Search the listing for the string "Manager" and copy every line that contains it.

* [MATERIALS PROVIDED]
==*==

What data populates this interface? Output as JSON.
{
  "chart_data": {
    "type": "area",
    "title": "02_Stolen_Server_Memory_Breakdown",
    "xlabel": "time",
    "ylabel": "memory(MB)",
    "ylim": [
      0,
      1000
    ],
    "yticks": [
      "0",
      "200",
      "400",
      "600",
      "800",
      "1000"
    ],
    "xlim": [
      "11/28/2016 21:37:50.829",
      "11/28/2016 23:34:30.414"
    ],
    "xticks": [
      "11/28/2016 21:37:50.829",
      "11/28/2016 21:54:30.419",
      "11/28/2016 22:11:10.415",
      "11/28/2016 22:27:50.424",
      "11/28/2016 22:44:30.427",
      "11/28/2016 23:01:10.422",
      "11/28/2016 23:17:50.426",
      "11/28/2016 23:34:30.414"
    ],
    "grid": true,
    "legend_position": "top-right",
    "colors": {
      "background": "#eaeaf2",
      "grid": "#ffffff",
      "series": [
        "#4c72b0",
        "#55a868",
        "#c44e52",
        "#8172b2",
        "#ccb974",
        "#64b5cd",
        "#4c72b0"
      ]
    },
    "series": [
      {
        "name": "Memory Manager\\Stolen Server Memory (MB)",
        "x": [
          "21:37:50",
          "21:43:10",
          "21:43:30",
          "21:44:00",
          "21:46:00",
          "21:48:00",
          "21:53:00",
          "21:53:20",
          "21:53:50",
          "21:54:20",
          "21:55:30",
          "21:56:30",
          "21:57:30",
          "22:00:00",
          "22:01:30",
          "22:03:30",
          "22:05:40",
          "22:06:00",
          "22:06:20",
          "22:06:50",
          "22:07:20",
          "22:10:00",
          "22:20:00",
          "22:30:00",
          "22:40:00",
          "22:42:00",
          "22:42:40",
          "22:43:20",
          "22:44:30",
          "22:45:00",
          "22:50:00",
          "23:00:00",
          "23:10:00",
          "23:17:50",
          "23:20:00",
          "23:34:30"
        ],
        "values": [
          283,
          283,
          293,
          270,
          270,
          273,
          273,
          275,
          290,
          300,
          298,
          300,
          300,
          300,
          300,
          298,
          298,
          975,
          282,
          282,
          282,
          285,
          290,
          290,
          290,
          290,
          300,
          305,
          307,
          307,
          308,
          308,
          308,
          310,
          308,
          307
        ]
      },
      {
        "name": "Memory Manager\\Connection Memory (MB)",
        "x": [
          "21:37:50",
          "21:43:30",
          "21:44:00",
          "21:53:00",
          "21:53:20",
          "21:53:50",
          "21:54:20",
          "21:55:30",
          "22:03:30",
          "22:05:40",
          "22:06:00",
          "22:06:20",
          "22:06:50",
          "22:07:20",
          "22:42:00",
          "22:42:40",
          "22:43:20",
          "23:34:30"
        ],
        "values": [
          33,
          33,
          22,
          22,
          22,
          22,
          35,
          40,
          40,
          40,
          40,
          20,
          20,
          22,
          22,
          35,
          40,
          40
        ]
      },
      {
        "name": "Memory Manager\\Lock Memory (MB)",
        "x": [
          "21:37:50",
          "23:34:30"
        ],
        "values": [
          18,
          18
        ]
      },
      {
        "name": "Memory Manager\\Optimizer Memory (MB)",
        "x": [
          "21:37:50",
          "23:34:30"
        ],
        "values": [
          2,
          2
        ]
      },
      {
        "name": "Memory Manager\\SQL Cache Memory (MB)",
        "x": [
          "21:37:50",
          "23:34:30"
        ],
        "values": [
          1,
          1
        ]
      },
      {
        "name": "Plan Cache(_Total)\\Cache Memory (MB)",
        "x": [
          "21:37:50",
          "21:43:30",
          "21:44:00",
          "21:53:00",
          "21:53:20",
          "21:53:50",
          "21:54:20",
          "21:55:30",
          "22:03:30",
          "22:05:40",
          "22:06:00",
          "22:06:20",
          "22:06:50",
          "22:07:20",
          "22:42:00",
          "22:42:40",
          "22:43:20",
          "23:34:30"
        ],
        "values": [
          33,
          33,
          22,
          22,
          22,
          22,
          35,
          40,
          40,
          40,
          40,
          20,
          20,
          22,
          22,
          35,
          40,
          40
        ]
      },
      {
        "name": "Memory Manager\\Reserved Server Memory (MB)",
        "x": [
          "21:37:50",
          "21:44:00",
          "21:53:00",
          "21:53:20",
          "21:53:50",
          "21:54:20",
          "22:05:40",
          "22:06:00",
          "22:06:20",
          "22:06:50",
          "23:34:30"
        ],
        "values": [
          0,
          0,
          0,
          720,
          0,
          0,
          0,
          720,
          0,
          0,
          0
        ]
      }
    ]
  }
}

==*==

* [EXPECTED OUTPUT]
        "name": "Memory Manager\\Stolen Server Memory (MB)",
        "name": "Memory Manager\\Connection Memory (MB)",
        "name": "Memory Manager\\Lock Memory (MB)",
        "name": "Memory Manager\\Optimizer Memory (MB)",
        "name": "Memory Manager\\SQL Cache Memory (MB)",
        "name": "Memory Manager\\Reserved Server Memory (MB)",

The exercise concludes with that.